━━━ Dataset extract ━━━
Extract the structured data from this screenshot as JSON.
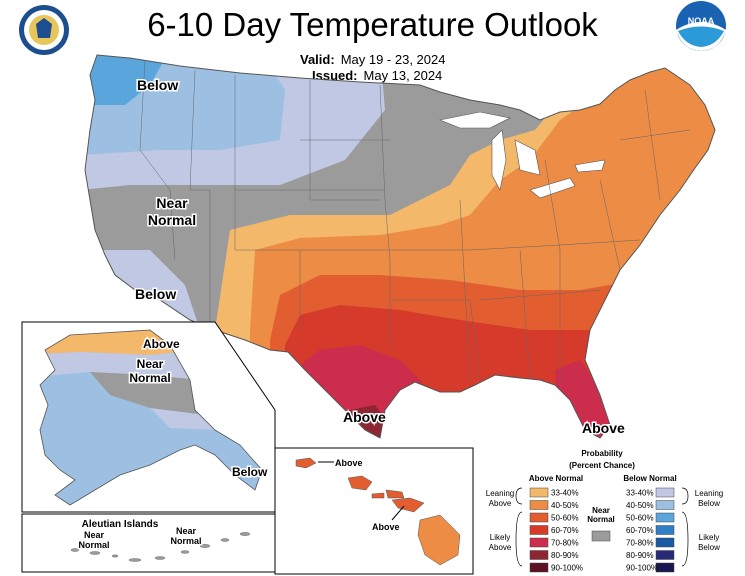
{
  "title": "6-10 Day Temperature Outlook",
  "valid_label": "Valid:",
  "valid_value": "May 19 - 23, 2024",
  "issued_label": "Issued:",
  "issued_value": "May 13, 2024",
  "logos": {
    "left": {
      "icon": "department-of-commerce-seal",
      "text": "DEPARTMENT OF COMMERCE · UNITED STATES OF AMERICA"
    },
    "right": {
      "icon": "noaa-logo",
      "text": "NOAA"
    }
  },
  "map_labels": {
    "below_nw": "Below",
    "near_normal_w": "Near\nNormal",
    "below_sw": "Below",
    "above_tx": "Above",
    "above_fl": "Above",
    "ak_above": "Above",
    "ak_near_normal": "Near\nNormal",
    "ak_below": "Below",
    "hi_above_1": "Above",
    "hi_above_2": "Above",
    "aleutian_title": "Aleutian Islands",
    "aleutian_near_1": "Near\nNormal",
    "aleutian_near_2": "Near\nNormal"
  },
  "legend": {
    "title": "Probability",
    "subtitle": "(Percent Chance)",
    "above_header": "Above Normal",
    "below_header": "Below Normal",
    "near_normal": "Near\nNormal",
    "leaning_above": "Leaning\nAbove",
    "likely_above": "Likely\nAbove",
    "leaning_below": "Leaning\nBelow",
    "likely_below": "Likely\nBelow",
    "above_bins": [
      {
        "label": "33-40%",
        "color": "#f3b86a"
      },
      {
        "label": "40-50%",
        "color": "#ec8c45"
      },
      {
        "label": "50-60%",
        "color": "#e25e31"
      },
      {
        "label": "60-70%",
        "color": "#d53a2a"
      },
      {
        "label": "70-80%",
        "color": "#cc2d4c"
      },
      {
        "label": "80-90%",
        "color": "#8e2532"
      },
      {
        "label": "90-100%",
        "color": "#5c1222"
      }
    ],
    "below_bins": [
      {
        "label": "33-40%",
        "color": "#c0c8e4"
      },
      {
        "label": "40-50%",
        "color": "#9dbfe2"
      },
      {
        "label": "50-60%",
        "color": "#5aa5dc"
      },
      {
        "label": "60-70%",
        "color": "#2f7fc6"
      },
      {
        "label": "70-80%",
        "color": "#1a5aa2"
      },
      {
        "label": "80-90%",
        "color": "#262a78"
      },
      {
        "label": "90-100%",
        "color": "#1a1650"
      }
    ],
    "near_color": "#9b9b9b"
  }
}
━━━
Among the records above, how many lines carry the string "icon"? Reply with the number alone.

2